Data shown ▸
....................
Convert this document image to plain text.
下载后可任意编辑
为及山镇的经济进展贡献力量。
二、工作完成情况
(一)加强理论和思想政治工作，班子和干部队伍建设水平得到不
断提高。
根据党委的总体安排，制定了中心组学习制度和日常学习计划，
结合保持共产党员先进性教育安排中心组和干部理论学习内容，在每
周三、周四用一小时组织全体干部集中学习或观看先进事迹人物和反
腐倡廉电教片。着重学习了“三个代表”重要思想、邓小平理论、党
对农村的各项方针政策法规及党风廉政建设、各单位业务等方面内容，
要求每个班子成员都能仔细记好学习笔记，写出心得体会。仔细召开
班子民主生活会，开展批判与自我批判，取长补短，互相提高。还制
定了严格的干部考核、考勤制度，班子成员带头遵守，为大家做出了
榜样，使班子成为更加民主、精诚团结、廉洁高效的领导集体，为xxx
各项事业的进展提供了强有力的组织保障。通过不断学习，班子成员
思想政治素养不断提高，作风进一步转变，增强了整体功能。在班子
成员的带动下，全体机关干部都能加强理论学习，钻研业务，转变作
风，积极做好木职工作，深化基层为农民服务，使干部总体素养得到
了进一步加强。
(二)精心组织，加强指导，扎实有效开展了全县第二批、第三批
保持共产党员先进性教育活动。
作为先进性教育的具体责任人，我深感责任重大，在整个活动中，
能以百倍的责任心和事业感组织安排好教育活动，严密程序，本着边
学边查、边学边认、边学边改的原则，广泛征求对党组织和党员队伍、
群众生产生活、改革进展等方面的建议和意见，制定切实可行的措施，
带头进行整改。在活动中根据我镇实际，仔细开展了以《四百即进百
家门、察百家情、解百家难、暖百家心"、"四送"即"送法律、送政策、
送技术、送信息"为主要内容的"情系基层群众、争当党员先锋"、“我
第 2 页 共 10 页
....................
Aim ▸ The entries above should be repeated exactly, every one of them.

Written answer ▸
Convert this document image to plain text.
下载后可任意编辑
为及山镇的经济进展贡献力量。
二、工作完成情况
(一)加强理论和思想政治工作，班子和干部队伍建设水平得到不
断提高。
根据党委的总体安排，制定了中心组学习制度和日常学习计划，
结合保持共产党员先进性教育安排中心组和干部理论学习内容，在每
周三、周四用一小时组织全体干部集中学习或观看先进事迹人物和反
腐倡廉电教片。着重学习了“三个代表”重要思想、邓小平理论、党
对农村的各项方针政策法规及党风廉政建设、各单位业务等方面内容，
要求每个班子成员都能仔细记好学习笔记，写出心得体会。仔细召开
班子民主生活会，开展批判与自我批判，取长补短，互相提高。还制
定了严格的干部考核、考勤制度，班子成员带头遵守，为大家做出了
榜样，使班子成为更加民主、精诚团结、廉洁高效的领导集体，为xxx
各项事业的进展提供了强有力的组织保障。通过不断学习，班子成员
思想政治素养不断提高，作风进一步转变，增强了整体功能。在班子
成员的带动下，全体机关干部都能加强理论学习，钻研业务，转变作
风，积极做好木职工作，深化基层为农民服务，使干部总体素养得到
了进一步加强。
(二)精心组织，加强指导，扎实有效开展了全县第二批、第三批
保持共产党员先进性教育活动。
作为先进性教育的具体责任人，我深感责任重大，在整个活动中，
能以百倍的责任心和事业感组织安排好教育活动，严密程序，本着边
学边查、边学边认、边学边改的原则，广泛征求对党组织和党员队伍、
群众生产生活、改革进展等方面的建议和意见，制定切实可行的措施，
带头进行整改。在活动中根据我镇实际，仔细开展了以《四百即进百
家门、察百家情、解百家难、暖百家心"、"四送"即"送法律、送政策、
送技术、送信息"为主要内容的"情系基层群众、争当党员先锋"、“我
第 2 页 共 10 页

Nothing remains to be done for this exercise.